▶ **INSTRUCTION**
Quote all lines below exactly. Images stay out.

▶ **EXERCISE DATA**
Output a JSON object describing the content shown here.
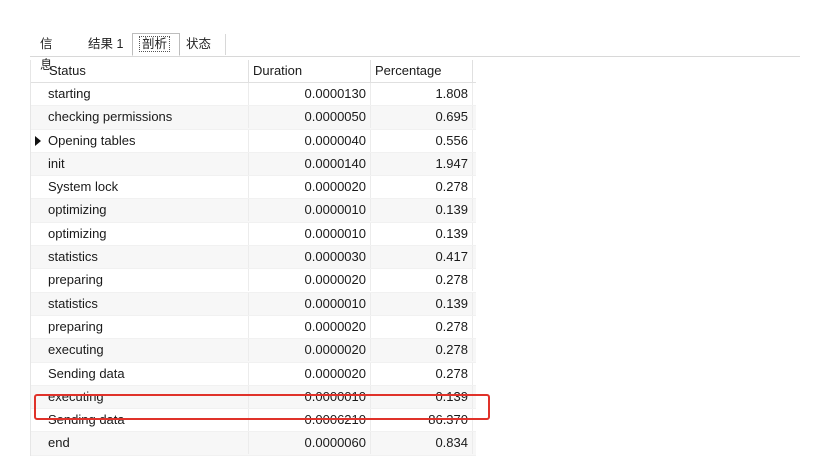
{
  "tabs": [
    {
      "label": "信息"
    },
    {
      "label": "结果 1"
    },
    {
      "label": "剖析"
    },
    {
      "label": "状态"
    }
  ],
  "active_tab": 2,
  "columns": [
    "Status",
    "Duration",
    "Percentage"
  ],
  "rows": [
    {
      "status": "starting",
      "duration": "0.0000130",
      "percentage": "1.808"
    },
    {
      "status": "checking permissions",
      "duration": "0.0000050",
      "percentage": "0.695"
    },
    {
      "status": "Opening tables",
      "duration": "0.0000040",
      "percentage": "0.556"
    },
    {
      "status": "init",
      "duration": "0.0000140",
      "percentage": "1.947"
    },
    {
      "status": "System lock",
      "duration": "0.0000020",
      "percentage": "0.278"
    },
    {
      "status": "optimizing",
      "duration": "0.0000010",
      "percentage": "0.139"
    },
    {
      "status": "optimizing",
      "duration": "0.0000010",
      "percentage": "0.139"
    },
    {
      "status": "statistics",
      "duration": "0.0000030",
      "percentage": "0.417"
    },
    {
      "status": "preparing",
      "duration": "0.0000020",
      "percentage": "0.278"
    },
    {
      "status": "statistics",
      "duration": "0.0000010",
      "percentage": "0.139"
    },
    {
      "status": "preparing",
      "duration": "0.0000020",
      "percentage": "0.278"
    },
    {
      "status": "executing",
      "duration": "0.0000020",
      "percentage": "0.278"
    },
    {
      "status": "Sending data",
      "duration": "0.0000020",
      "percentage": "0.278"
    },
    {
      "status": "executing",
      "duration": "0.0000010",
      "percentage": "0.139"
    },
    {
      "status": "Sending data",
      "duration": "0.0006210",
      "percentage": "86.370"
    },
    {
      "status": "end",
      "duration": "0.0000060",
      "percentage": "0.834"
    }
  ],
  "current_row_index": 2,
  "highlighted_row_index": 14,
  "colors": {
    "highlight": "#e0322a"
  }
}
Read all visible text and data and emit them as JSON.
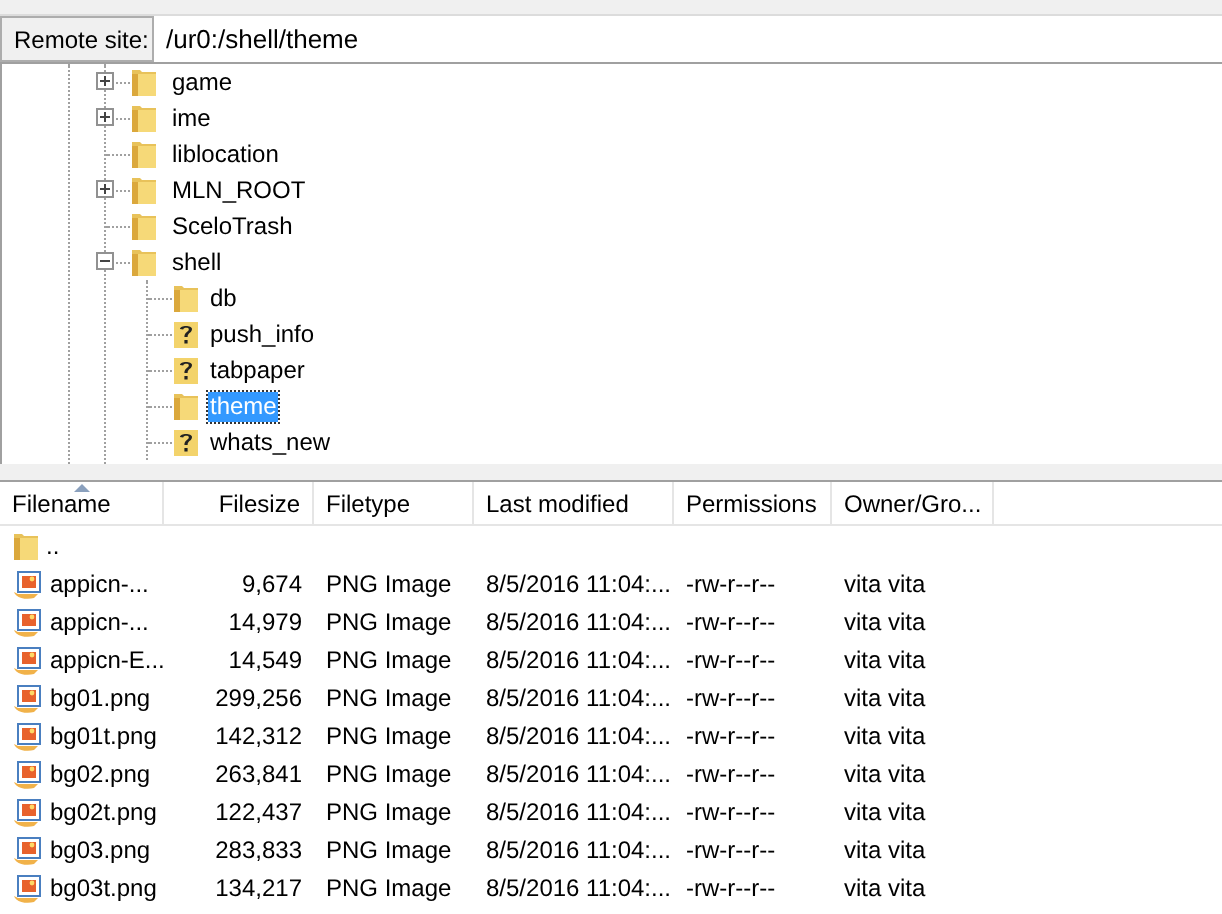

▶ **OUTPUT OF THE TASK**
Output a JSON object describing the content shown here.
{
  "tabs": [
    {
      "label": "信息"
    },
    {
      "label": "结果 1"
    },
    {
      "label": "剖析"
    },
    {
      "label": "状态"
    }
  ],
  "active_tab": 2,
  "columns": [
    "Status",
    "Duration",
    "Percentage"
  ],
  "rows": [
    {
      "status": "starting",
      "duration": "0.0000130",
      "percentage": "1.808"
    },
    {
      "status": "checking permissions",
      "duration": "0.0000050",
      "percentage": "0.695"
    },
    {
      "status": "Opening tables",
      "duration": "0.0000040",
      "percentage": "0.556"
    },
    {
      "status": "init",
      "duration": "0.0000140",
      "percentage": "1.947"
    },
    {
      "status": "System lock",
      "duration": "0.0000020",
      "percentage": "0.278"
    },
    {
      "status": "optimizing",
      "duration": "0.0000010",
      "percentage": "0.139"
    },
    {
      "status": "optimizing",
      "duration": "0.0000010",
      "percentage": "0.139"
    },
    {
      "status": "statistics",
      "duration": "0.0000030",
      "percentage": "0.417"
    },
    {
      "status": "preparing",
      "duration": "0.0000020",
      "percentage": "0.278"
    },
    {
      "status": "statistics",
      "duration": "0.0000010",
      "percentage": "0.139"
    },
    {
      "status": "preparing",
      "duration": "0.0000020",
      "percentage": "0.278"
    },
    {
      "status": "executing",
      "duration": "0.0000020",
      "percentage": "0.278"
    },
    {
      "status": "Sending data",
      "duration": "0.0000020",
      "percentage": "0.278"
    },
    {
      "status": "executing",
      "duration": "0.0000010",
      "percentage": "0.139"
    },
    {
      "status": "Sending data",
      "duration": "0.0006210",
      "percentage": "86.370"
    },
    {
      "status": "end",
      "duration": "0.0000060",
      "percentage": "0.834"
    }
  ],
  "current_row_index": 2,
  "highlighted_row_index": 14,
  "colors": {
    "highlight": "#e0322a"
  }
}
Read all visible text and data and emit them as JSON.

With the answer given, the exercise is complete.